WHAT YOU NEED TO DO: Look for the string "asile" in every line, and copy each line that has it.

· · · ·

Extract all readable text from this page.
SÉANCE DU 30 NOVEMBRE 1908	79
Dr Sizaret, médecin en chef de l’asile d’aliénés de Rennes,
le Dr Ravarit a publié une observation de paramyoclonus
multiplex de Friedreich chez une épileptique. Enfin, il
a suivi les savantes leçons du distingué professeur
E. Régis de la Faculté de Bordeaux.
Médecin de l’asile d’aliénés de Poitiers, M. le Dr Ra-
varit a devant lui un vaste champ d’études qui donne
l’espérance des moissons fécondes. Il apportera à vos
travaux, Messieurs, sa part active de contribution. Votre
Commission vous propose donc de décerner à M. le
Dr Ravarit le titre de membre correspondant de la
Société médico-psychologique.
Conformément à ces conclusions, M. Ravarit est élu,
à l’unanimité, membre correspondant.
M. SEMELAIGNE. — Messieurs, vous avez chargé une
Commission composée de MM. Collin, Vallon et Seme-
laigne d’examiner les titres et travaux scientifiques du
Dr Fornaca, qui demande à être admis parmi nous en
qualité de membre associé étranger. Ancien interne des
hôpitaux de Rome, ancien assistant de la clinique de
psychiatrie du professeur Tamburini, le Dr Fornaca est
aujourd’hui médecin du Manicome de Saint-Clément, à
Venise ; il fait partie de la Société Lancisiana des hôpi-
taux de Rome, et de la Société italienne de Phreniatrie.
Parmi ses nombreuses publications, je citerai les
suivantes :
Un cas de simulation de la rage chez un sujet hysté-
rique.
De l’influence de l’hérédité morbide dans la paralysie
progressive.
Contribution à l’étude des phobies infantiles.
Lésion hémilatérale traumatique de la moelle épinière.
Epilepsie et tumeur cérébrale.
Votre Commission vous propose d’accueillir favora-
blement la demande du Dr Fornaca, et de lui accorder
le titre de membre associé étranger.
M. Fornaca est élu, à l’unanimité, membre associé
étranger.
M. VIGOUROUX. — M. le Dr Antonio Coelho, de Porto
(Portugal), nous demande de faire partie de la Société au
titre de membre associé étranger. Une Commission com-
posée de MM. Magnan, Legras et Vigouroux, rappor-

· · · ·

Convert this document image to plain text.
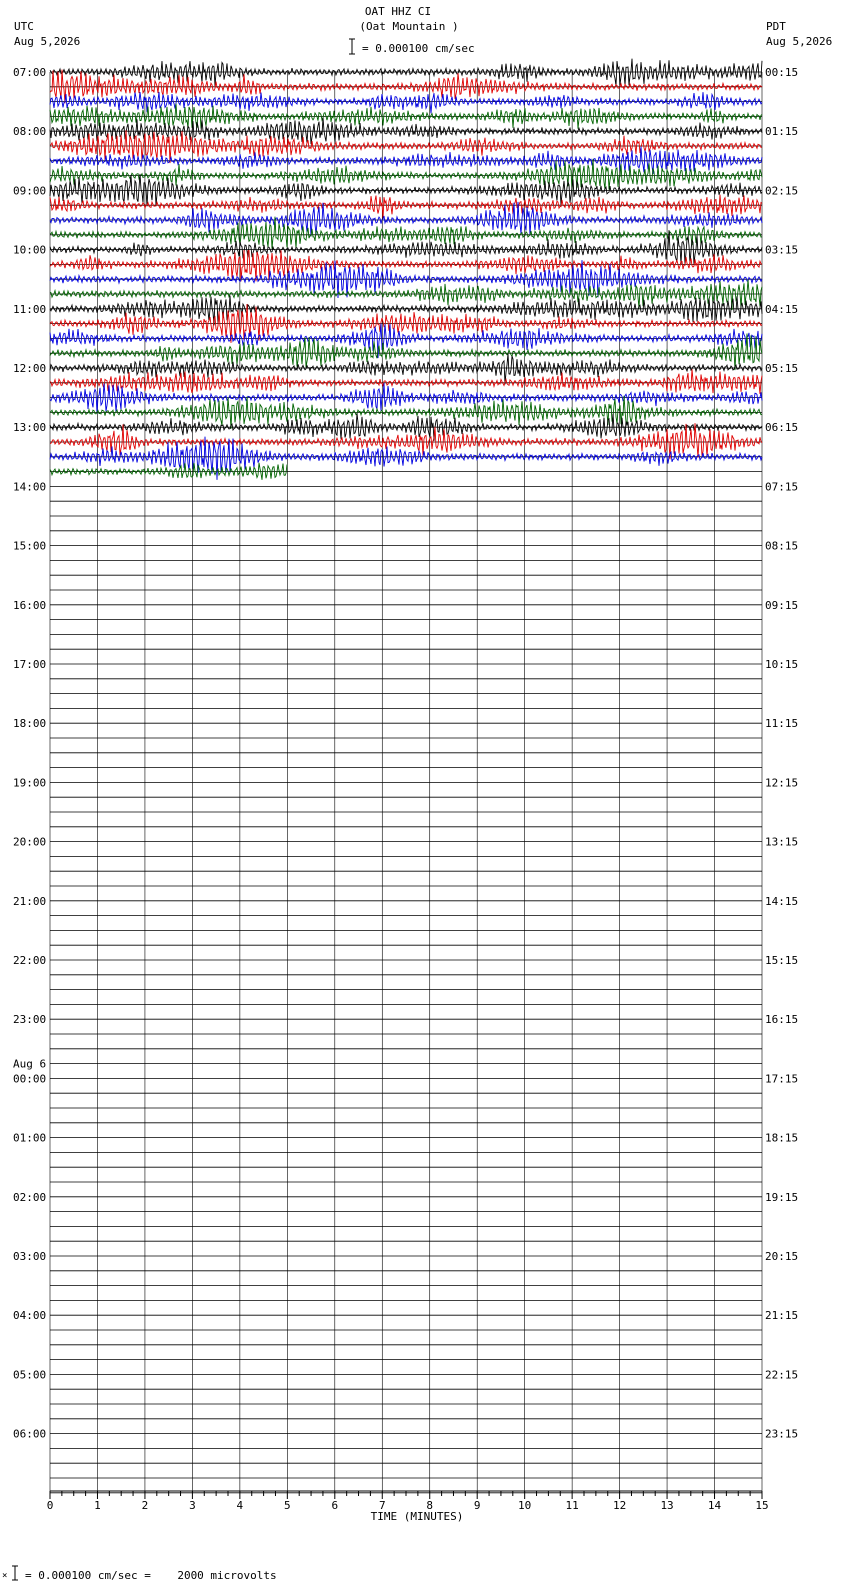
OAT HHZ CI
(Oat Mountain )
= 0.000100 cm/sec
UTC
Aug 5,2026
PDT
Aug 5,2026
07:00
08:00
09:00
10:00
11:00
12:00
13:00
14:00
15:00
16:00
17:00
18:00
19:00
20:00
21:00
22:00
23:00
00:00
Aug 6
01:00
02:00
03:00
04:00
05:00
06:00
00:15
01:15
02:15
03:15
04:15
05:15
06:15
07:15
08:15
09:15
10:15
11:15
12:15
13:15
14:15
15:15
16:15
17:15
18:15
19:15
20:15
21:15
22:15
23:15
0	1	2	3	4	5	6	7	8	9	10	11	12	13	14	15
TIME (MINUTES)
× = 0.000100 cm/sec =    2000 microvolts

· · · ·

EXERCISE SOLUTION:
Dr Sizaret, médecin en chef de l’asile d’aliénés de Rennes,
Médecin de l’asile d’aliénés de Poitiers, M. le Dr Ra-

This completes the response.